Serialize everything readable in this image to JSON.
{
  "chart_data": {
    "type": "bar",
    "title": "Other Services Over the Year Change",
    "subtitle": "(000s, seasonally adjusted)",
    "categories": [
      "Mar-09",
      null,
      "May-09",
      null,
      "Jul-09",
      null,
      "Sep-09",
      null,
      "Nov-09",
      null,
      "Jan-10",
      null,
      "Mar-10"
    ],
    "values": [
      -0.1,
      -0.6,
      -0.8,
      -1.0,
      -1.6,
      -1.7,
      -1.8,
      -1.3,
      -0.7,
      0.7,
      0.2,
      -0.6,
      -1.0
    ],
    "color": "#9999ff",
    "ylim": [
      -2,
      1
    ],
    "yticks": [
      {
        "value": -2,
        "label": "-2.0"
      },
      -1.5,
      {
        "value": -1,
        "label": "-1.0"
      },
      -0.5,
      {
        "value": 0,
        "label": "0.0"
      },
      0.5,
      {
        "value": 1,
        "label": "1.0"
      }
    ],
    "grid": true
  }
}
____
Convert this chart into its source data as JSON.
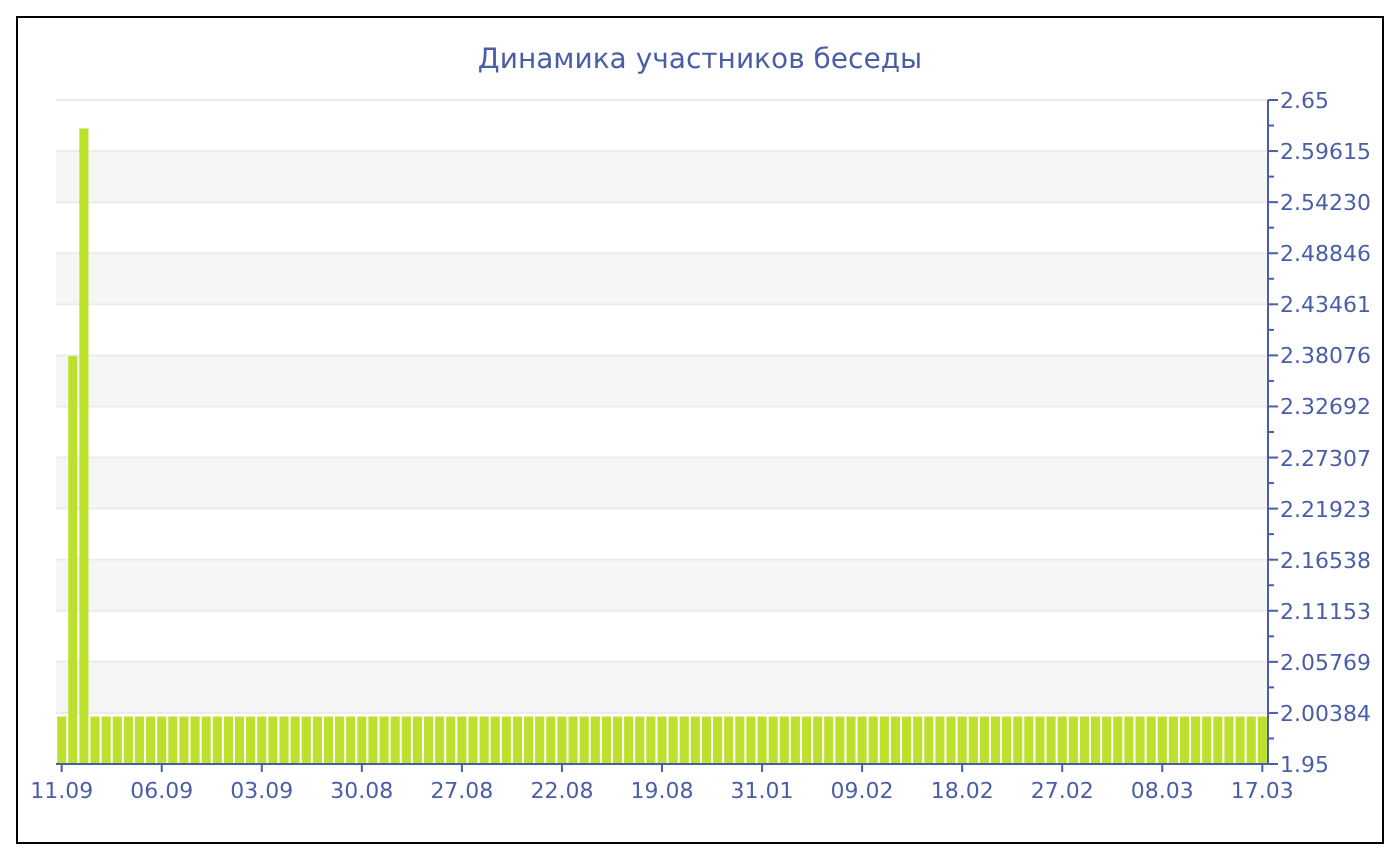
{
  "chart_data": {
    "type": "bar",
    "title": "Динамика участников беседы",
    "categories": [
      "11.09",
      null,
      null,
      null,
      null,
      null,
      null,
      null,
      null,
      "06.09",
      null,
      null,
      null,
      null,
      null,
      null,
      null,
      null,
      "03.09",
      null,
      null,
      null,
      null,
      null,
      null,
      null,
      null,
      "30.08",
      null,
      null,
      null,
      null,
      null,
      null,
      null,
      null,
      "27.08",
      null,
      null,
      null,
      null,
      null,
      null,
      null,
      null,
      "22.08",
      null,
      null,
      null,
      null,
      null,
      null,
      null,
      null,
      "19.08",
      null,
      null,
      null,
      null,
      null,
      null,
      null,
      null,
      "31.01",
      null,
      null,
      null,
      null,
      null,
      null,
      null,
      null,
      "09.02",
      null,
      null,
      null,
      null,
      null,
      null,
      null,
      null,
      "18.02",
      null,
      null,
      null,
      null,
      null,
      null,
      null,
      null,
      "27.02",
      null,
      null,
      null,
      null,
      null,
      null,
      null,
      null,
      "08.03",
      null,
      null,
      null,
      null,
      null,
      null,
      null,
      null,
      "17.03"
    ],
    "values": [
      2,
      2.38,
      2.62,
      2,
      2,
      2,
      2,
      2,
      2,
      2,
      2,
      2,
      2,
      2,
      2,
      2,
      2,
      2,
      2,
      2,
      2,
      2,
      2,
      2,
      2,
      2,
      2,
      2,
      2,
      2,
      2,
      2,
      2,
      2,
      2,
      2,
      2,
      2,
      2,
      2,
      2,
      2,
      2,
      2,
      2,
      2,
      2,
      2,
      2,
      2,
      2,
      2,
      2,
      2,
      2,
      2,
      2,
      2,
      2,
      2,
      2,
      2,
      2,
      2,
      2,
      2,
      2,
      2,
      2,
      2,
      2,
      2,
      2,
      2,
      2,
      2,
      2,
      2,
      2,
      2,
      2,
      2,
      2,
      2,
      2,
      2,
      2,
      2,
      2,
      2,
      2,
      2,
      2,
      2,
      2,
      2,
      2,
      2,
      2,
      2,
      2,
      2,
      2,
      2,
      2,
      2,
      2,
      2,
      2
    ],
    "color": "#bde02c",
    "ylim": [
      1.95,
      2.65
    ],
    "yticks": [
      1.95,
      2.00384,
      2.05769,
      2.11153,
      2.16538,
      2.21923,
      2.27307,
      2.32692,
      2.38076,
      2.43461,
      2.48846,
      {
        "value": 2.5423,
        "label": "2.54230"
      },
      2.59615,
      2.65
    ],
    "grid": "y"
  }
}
____
◆ AIM
From the data above, copy each line that has the string "JSON".

◆ RESPONSE TO THIS TASK
Serialize everything readable in this image to JSON.
Convert this chart into its source data as JSON.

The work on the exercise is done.